# Your objective:
Copy out all the records, word for word.

* BEGIN Provided records *

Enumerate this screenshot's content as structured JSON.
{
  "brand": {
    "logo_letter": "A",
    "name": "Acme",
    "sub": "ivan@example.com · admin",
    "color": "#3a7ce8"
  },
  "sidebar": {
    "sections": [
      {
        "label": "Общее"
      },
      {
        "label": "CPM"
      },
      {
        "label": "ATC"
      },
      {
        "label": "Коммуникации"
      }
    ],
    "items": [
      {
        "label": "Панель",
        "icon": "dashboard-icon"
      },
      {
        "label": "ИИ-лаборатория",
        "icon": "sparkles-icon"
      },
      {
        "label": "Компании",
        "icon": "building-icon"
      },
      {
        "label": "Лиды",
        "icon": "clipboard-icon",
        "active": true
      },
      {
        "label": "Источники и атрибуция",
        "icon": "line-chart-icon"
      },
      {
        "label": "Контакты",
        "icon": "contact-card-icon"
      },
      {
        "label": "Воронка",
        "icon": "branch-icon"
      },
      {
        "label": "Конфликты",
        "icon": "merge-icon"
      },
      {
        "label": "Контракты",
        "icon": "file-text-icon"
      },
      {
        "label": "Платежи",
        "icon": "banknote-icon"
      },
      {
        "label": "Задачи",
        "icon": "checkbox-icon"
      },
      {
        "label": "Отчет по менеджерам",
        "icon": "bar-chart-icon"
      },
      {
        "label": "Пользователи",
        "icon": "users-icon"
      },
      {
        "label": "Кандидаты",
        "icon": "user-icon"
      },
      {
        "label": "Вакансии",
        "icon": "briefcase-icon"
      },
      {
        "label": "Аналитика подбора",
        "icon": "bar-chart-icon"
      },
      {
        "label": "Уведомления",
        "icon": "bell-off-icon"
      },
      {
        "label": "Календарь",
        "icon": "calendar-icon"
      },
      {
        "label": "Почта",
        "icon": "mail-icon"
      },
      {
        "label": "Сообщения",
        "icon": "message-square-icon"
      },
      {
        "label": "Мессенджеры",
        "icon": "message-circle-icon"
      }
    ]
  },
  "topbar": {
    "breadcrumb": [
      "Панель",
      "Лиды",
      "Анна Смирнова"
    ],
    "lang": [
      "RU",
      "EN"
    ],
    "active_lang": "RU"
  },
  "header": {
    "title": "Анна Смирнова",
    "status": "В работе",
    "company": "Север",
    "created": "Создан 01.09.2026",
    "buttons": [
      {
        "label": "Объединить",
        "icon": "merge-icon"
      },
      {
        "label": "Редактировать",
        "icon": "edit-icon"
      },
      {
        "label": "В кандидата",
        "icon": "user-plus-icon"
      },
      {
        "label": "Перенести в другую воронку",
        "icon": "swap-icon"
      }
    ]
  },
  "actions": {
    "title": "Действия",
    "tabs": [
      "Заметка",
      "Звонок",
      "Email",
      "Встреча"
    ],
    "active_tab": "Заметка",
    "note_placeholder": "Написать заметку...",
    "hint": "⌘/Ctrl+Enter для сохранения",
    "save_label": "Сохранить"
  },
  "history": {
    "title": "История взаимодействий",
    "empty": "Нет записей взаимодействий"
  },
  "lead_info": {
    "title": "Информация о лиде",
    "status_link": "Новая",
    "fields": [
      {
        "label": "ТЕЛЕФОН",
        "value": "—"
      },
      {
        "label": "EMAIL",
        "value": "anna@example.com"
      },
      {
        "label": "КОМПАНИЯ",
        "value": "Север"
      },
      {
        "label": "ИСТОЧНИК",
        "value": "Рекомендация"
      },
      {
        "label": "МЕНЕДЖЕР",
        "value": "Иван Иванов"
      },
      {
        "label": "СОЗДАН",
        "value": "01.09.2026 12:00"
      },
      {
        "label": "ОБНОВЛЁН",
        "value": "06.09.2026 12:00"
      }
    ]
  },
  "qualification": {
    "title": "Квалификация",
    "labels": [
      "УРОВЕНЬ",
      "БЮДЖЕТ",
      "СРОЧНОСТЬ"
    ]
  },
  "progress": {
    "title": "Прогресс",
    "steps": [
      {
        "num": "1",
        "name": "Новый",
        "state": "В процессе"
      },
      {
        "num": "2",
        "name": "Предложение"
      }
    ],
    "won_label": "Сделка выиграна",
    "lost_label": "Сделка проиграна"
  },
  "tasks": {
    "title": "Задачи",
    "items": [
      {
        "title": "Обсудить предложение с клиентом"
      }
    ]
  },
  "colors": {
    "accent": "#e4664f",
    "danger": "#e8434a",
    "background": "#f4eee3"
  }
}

* END Provided records *

# Output for this task:
Enumerate this screenshot's content as structured JSON.
{
  "brand": {
    "logo_letter": "A",
    "name": "Acme",
    "sub": "ivan@example.com · admin",
    "color": "#3a7ce8"
  },
  "sidebar": {
    "sections": [
      {
        "label": "Общее"
      },
      {
        "label": "CPM"
      },
      {
        "label": "ATC"
      },
      {
        "label": "Коммуникации"
      }
    ],
    "items": [
      {
        "label": "Панель",
        "icon": "dashboard-icon"
      },
      {
        "label": "ИИ-лаборатория",
        "icon": "sparkles-icon"
      },
      {
        "label": "Компании",
        "icon": "building-icon"
      },
      {
        "label": "Лиды",
        "icon": "clipboard-icon",
        "active": true
      },
      {
        "label": "Источники и атрибуция",
        "icon": "line-chart-icon"
      },
      {
        "label": "Контакты",
        "icon": "contact-card-icon"
      },
      {
        "label": "Воронка",
        "icon": "branch-icon"
      },
      {
        "label": "Конфликты",
        "icon": "merge-icon"
      },
      {
        "label": "Контракты",
        "icon": "file-text-icon"
      },
      {
        "label": "Платежи",
        "icon": "banknote-icon"
      },
      {
        "label": "Задачи",
        "icon": "checkbox-icon"
      },
      {
        "label": "Отчет по менеджерам",
        "icon": "bar-chart-icon"
      },
      {
        "label": "Пользователи",
        "icon": "users-icon"
      },
      {
        "label": "Кандидаты",
        "icon": "user-icon"
      },
      {
        "label": "Вакансии",
        "icon": "briefcase-icon"
      },
      {
        "label": "Аналитика подбора",
        "icon": "bar-chart-icon"
      },
      {
        "label": "Уведомления",
        "icon": "bell-off-icon"
      },
      {
        "label": "Календарь",
        "icon": "calendar-icon"
      },
      {
        "label": "Почта",
        "icon": "mail-icon"
      },
      {
        "label": "Сообщения",
        "icon": "message-square-icon"
      },
      {
        "label": "Мессенджеры",
        "icon": "message-circle-icon"
      }
    ]
  },
  "topbar": {
    "breadcrumb": [
      "Панель",
      "Лиды",
      "Анна Смирнова"
    ],
    "lang": [
      "RU",
      "EN"
    ],
    "active_lang": "RU"
  },
  "header": {
    "title": "Анна Смирнова",
    "status": "В работе",
    "company": "Север",
    "created": "Создан 01.09.2026",
    "buttons": [
      {
        "label": "Объединить",
        "icon": "merge-icon"
      },
      {
        "label": "Редактировать",
        "icon": "edit-icon"
      },
      {
        "label": "В кандидата",
        "icon": "user-plus-icon"
      },
      {
        "label": "Перенести в другую воронку",
        "icon": "swap-icon"
      }
    ]
  },
  "actions": {
    "title": "Действия",
    "tabs": [
      "Заметка",
      "Звонок",
      "Email",
      "Встреча"
    ],
    "active_tab": "Заметка",
    "note_placeholder": "Написать заметку...",
    "hint": "⌘/Ctrl+Enter для сохранения",
    "save_label": "Сохранить"
  },
  "history": {
    "title": "История взаимодействий",
    "empty": "Нет записей взаимодействий"
  },
  "lead_info": {
    "title": "Информация о лиде",
    "status_link": "Новая",
    "fields": [
      {
        "label": "ТЕЛЕФОН",
        "value": "—"
      },
      {
        "label": "EMAIL",
        "value": "anna@example.com"
      },
      {
        "label": "КОМПАНИЯ",
        "value": "Север"
      },
      {
        "label": "ИСТОЧНИК",
        "value": "Рекомендация"
      },
      {
        "label": "МЕНЕДЖЕР",
        "value": "Иван Иванов"
      },
      {
        "label": "СОЗДАН",
        "value": "01.09.2026 12:00"
      },
      {
        "label": "ОБНОВЛЁН",
        "value": "06.09.2026 12:00"
      }
    ]
  },
  "qualification": {
    "title": "Квалификация",
    "labels": [
      "УРОВЕНЬ",
      "БЮДЖЕТ",
      "СРОЧНОСТЬ"
    ]
  },
  "progress": {
    "title": "Прогресс",
    "steps": [
      {
        "num": "1",
        "name": "Новый",
        "state": "В процессе"
      },
      {
        "num": "2",
        "name": "Предложение"
      }
    ],
    "won_label": "Сделка выиграна",
    "lost_label": "Сделка проиграна"
  },
  "tasks": {
    "title": "Задачи",
    "items": [
      {
        "title": "Обсудить предложение с клиентом"
      }
    ]
  },
  "colors": {
    "accent": "#e4664f",
    "danger": "#e8434a",
    "background": "#f4eee3"
  }
}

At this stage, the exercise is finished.